▶ **Given request**: Lay out the entries from the first line of the records through the line containing "1306, 275, 1394]" as a Markdown table with the columns Row and Line. Number each row, include both end lines, and omit any blank lines.

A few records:
######

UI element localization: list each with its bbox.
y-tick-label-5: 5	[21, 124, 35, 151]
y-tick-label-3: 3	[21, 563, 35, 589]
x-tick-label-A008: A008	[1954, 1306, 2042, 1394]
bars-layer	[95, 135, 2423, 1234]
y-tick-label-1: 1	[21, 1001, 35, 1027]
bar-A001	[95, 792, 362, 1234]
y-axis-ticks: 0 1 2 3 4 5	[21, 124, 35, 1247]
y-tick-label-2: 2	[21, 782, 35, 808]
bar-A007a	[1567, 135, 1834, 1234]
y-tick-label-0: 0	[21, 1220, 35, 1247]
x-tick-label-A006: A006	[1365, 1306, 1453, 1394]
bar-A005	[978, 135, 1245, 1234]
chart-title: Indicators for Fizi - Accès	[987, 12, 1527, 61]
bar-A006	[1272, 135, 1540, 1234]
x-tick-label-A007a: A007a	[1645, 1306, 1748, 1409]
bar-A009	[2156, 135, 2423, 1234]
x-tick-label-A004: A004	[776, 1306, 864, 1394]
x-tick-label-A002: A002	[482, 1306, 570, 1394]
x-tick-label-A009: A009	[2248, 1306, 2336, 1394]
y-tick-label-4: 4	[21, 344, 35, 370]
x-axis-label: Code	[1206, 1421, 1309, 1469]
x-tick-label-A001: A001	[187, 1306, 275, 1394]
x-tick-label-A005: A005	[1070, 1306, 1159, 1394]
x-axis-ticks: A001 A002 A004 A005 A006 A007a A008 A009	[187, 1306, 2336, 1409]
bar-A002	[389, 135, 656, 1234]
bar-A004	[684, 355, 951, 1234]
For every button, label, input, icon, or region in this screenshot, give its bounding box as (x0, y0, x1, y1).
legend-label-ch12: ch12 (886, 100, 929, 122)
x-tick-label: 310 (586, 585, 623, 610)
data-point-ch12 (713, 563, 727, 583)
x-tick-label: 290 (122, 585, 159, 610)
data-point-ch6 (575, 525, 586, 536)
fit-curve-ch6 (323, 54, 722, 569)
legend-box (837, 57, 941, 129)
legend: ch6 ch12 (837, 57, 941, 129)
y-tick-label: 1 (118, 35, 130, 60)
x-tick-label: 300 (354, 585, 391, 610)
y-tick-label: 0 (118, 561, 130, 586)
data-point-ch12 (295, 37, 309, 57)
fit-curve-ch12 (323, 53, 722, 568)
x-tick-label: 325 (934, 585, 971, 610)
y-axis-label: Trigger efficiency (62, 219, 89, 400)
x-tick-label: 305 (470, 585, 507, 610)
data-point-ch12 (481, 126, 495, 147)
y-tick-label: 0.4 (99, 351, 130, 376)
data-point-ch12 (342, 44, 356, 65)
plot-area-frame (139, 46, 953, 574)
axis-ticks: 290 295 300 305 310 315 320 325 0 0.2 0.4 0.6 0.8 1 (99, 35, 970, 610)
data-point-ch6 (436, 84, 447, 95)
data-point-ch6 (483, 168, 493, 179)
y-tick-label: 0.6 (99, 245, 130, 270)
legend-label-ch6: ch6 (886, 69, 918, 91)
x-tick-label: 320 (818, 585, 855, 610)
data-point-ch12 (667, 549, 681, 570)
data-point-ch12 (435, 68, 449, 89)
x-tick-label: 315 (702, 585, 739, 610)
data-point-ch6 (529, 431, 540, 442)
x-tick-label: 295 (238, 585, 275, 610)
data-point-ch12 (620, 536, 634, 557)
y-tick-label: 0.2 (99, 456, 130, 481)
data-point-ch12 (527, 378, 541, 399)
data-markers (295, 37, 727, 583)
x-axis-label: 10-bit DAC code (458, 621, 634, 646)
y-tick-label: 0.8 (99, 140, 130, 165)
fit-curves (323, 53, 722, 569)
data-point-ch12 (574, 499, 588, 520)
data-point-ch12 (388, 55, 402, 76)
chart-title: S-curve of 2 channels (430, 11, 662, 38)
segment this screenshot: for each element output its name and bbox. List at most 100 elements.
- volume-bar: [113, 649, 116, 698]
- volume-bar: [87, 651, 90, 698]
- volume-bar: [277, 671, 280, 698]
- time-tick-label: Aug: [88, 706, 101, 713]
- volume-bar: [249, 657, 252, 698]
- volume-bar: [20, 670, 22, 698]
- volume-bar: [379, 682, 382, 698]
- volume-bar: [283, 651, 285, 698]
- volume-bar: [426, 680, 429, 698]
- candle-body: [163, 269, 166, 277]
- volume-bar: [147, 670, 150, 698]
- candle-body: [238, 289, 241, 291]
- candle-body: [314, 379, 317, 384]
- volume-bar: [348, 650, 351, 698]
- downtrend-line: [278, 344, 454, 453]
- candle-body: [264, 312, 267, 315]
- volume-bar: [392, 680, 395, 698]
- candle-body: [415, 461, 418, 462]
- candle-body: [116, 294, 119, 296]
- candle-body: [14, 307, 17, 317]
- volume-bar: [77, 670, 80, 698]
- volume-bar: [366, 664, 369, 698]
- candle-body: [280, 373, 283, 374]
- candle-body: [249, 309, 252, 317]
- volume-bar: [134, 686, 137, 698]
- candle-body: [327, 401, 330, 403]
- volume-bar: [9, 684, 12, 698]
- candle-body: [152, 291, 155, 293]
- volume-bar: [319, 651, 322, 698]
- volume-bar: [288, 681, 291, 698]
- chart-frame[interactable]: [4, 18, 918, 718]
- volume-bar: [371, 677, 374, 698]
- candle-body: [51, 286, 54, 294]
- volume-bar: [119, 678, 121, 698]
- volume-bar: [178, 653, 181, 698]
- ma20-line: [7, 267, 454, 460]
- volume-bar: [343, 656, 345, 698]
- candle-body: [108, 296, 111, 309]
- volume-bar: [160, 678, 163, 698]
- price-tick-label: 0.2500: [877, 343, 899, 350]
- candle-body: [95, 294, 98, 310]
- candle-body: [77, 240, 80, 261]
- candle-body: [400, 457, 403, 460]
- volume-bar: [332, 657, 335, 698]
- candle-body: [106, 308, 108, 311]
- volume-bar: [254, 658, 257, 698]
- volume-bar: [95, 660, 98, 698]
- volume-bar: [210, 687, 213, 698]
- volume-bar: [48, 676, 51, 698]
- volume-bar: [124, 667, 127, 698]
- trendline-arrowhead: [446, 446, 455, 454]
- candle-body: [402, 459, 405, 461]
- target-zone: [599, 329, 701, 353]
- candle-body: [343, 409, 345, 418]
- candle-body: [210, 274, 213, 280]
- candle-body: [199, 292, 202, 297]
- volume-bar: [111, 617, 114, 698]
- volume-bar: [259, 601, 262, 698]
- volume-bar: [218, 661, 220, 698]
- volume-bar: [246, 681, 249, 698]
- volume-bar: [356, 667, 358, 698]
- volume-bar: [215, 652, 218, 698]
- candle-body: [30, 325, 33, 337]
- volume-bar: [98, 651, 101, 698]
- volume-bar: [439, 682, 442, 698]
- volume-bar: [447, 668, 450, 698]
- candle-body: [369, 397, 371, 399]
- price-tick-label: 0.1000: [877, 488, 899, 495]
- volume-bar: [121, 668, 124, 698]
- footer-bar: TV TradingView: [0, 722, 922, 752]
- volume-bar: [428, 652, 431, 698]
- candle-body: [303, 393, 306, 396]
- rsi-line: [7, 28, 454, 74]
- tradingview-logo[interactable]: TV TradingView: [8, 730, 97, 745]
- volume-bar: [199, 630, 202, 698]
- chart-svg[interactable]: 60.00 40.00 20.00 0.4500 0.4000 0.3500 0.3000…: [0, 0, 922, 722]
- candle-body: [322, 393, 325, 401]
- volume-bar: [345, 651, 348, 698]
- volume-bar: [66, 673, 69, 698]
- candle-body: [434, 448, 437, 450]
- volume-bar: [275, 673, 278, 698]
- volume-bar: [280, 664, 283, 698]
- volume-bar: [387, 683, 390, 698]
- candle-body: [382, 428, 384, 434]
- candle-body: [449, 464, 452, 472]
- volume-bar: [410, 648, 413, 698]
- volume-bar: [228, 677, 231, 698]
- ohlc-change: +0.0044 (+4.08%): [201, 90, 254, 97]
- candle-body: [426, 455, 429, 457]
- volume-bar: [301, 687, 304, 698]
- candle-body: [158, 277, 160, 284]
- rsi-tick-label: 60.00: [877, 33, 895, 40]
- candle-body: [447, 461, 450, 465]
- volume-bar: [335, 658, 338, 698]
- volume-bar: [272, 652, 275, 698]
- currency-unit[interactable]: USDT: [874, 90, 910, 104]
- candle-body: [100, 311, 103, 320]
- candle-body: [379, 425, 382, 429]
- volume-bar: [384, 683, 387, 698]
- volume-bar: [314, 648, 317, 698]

######

▶ **Solution below**:
| Row | Line |
|---|---|
| 1 | UI element localization: list each with its bbox. |
| 2 | y-tick-label-5: 5	[21, 124, 35, 151] |
| 3 | y-tick-label-3: 3	[21, 563, 35, 589] |
| 4 | x-tick-label-A008: A008	[1954, 1306, 2042, 1394] |
| 5 | bars-layer	[95, 135, 2423, 1234] |
| 6 | y-tick-label-1: 1	[21, 1001, 35, 1027] |
| 7 | bar-A001	[95, 792, 362, 1234] |
| 8 | y-axis-ticks: 0 1 2 3 4 5	[21, 124, 35, 1247] |
| 9 | y-tick-label-2: 2	[21, 782, 35, 808] |
| 10 | bar-A007a	[1567, 135, 1834, 1234] |
| 11 | y-tick-label-0: 0	[21, 1220, 35, 1247] |
| 12 | x-tick-label-A006: A006	[1365, 1306, 1453, 1394] |
| 13 | bar-A005	[978, 135, 1245, 1234] |
| 14 | chart-title: Indicators for Fizi - Accès	[987, 12, 1527, 61] |
| 15 | bar-A006	[1272, 135, 1540, 1234] |
| 16 | x-tick-label-A007a: A007a	[1645, 1306, 1748, 1409] |
| 17 | bar-A009	[2156, 135, 2423, 1234] |
| 18 | x-tick-label-A004: A004	[776, 1306, 864, 1394] |
| 19 | x-tick-label-A002: A002	[482, 1306, 570, 1394] |
| 20 | x-tick-label-A009: A009	[2248, 1306, 2336, 1394] |
| 21 | y-tick-label-4: 4	[21, 344, 35, 370] |
| 22 | x-axis-label: Code	[1206, 1421, 1309, 1469] |
| 23 | x-tick-label-A001: A001	[187, 1306, 275, 1394] |